■ Element-and-box listings:
● ● ●

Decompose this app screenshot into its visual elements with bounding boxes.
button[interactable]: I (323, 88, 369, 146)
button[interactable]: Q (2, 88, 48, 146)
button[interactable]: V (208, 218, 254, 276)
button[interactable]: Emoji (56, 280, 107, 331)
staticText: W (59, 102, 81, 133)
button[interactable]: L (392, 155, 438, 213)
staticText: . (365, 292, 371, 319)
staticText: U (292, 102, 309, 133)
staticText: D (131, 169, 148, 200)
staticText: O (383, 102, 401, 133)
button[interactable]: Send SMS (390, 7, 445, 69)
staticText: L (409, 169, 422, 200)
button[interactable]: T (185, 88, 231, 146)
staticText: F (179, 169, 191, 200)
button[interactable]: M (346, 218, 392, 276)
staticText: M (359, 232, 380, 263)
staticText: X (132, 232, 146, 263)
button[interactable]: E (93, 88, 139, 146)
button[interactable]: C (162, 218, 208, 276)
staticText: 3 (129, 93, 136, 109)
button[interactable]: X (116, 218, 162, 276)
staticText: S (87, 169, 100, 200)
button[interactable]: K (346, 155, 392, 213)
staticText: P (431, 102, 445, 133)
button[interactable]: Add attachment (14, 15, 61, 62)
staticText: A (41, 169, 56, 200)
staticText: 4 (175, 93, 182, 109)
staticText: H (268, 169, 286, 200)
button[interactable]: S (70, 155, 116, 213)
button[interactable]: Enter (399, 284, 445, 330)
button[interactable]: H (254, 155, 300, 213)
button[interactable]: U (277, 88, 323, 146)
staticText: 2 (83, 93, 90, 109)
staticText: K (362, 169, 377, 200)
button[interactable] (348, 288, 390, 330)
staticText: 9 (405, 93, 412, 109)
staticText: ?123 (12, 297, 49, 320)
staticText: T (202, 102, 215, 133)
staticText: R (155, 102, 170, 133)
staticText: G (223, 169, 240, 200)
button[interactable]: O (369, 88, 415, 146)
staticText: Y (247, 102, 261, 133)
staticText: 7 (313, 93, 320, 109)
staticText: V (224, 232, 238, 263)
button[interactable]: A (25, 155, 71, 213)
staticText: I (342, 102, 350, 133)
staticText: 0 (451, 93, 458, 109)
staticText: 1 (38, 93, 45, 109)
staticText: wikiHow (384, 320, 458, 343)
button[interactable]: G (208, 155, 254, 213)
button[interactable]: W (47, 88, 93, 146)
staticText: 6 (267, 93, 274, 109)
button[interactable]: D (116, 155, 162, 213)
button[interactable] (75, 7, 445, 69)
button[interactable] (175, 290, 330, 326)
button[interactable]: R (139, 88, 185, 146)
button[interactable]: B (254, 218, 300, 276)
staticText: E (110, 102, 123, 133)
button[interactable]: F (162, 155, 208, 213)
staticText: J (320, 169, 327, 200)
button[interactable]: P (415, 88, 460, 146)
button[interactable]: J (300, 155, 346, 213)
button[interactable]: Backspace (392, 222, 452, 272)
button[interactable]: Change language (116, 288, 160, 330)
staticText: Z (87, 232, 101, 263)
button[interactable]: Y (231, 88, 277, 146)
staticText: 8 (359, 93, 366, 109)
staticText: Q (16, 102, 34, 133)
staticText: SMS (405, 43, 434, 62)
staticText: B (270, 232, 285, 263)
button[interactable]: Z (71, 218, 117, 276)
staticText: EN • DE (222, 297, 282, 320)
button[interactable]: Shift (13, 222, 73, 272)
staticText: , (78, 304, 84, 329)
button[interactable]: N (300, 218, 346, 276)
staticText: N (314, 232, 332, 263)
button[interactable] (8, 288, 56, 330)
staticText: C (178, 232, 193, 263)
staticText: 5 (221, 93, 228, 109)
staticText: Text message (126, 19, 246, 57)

● ● ●

■ Brief: Write out the lines above again, renaming "Backspace" to "Delete" and leaving everything else unchanged.

■ Task result:
Decompose this app screenshot into its visual elements with bounding boxes.
button[interactable]: I (323, 88, 369, 146)
button[interactable]: Q (2, 88, 48, 146)
button[interactable]: V (208, 218, 254, 276)
button[interactable]: Emoji (56, 280, 107, 331)
staticText: W (59, 102, 81, 133)
button[interactable]: L (392, 155, 438, 213)
staticText: . (365, 292, 371, 319)
staticText: U (292, 102, 309, 133)
staticText: D (131, 169, 148, 200)
staticText: O (383, 102, 401, 133)
button[interactable]: Send SMS (390, 7, 445, 69)
staticText: L (409, 169, 422, 200)
button[interactable]: T (185, 88, 231, 146)
staticText: F (179, 169, 191, 200)
button[interactable]: M (346, 218, 392, 276)
staticText: M (359, 232, 380, 263)
staticText: X (132, 232, 146, 263)
button[interactable]: E (93, 88, 139, 146)
button[interactable]: C (162, 218, 208, 276)
staticText: 3 (129, 93, 136, 109)
button[interactable]: X (116, 218, 162, 276)
staticText: S (87, 169, 100, 200)
button[interactable]: K (346, 155, 392, 213)
staticText: P (431, 102, 445, 133)
button[interactable]: Add attachment (14, 15, 61, 62)
staticText: A (41, 169, 56, 200)
staticText: 4 (175, 93, 182, 109)
staticText: H (268, 169, 286, 200)
button[interactable]: S (70, 155, 116, 213)
button[interactable]: Enter (399, 284, 445, 330)
button[interactable]: H (254, 155, 300, 213)
button[interactable]: U (277, 88, 323, 146)
staticText: 2 (83, 93, 90, 109)
staticText: K (362, 169, 377, 200)
button[interactable] (348, 288, 390, 330)
staticText: 9 (405, 93, 412, 109)
staticText: ?123 (12, 297, 49, 320)
staticText: T (202, 102, 215, 133)
staticText: R (155, 102, 170, 133)
staticText: G (223, 169, 240, 200)
button[interactable]: O (369, 88, 415, 146)
staticText: Y (247, 102, 261, 133)
staticText: 7 (313, 93, 320, 109)
staticText: V (224, 232, 238, 263)
button[interactable]: A (25, 155, 71, 213)
staticText: I (342, 102, 350, 133)
staticText: 0 (451, 93, 458, 109)
staticText: 1 (38, 93, 45, 109)
staticText: wikiHow (384, 320, 458, 343)
button[interactable]: G (208, 155, 254, 213)
button[interactable]: W (47, 88, 93, 146)
staticText: 6 (267, 93, 274, 109)
button[interactable]: D (116, 155, 162, 213)
button[interactable] (75, 7, 445, 69)
button[interactable] (175, 290, 330, 326)
button[interactable]: R (139, 88, 185, 146)
button[interactable]: B (254, 218, 300, 276)
staticText: E (110, 102, 123, 133)
button[interactable]: F (162, 155, 208, 213)
staticText: J (320, 169, 327, 200)
button[interactable]: P (415, 88, 460, 146)
button[interactable]: J (300, 155, 346, 213)
button[interactable]: Delete (392, 222, 452, 272)
button[interactable]: Change language (116, 288, 160, 330)
staticText: Z (87, 232, 101, 263)
button[interactable]: Y (231, 88, 277, 146)
staticText: 8 (359, 93, 366, 109)
staticText: Q (16, 102, 34, 133)
staticText: SMS (405, 43, 434, 62)
staticText: B (270, 232, 285, 263)
button[interactable]: Z (71, 218, 117, 276)
staticText: EN • DE (222, 297, 282, 320)
button[interactable]: Shift (13, 222, 73, 272)
staticText: , (78, 304, 84, 329)
button[interactable]: N (300, 218, 346, 276)
staticText: N (314, 232, 332, 263)
button[interactable] (8, 288, 56, 330)
staticText: C (178, 232, 193, 263)
staticText: 5 (221, 93, 228, 109)
staticText: Text message (126, 19, 246, 57)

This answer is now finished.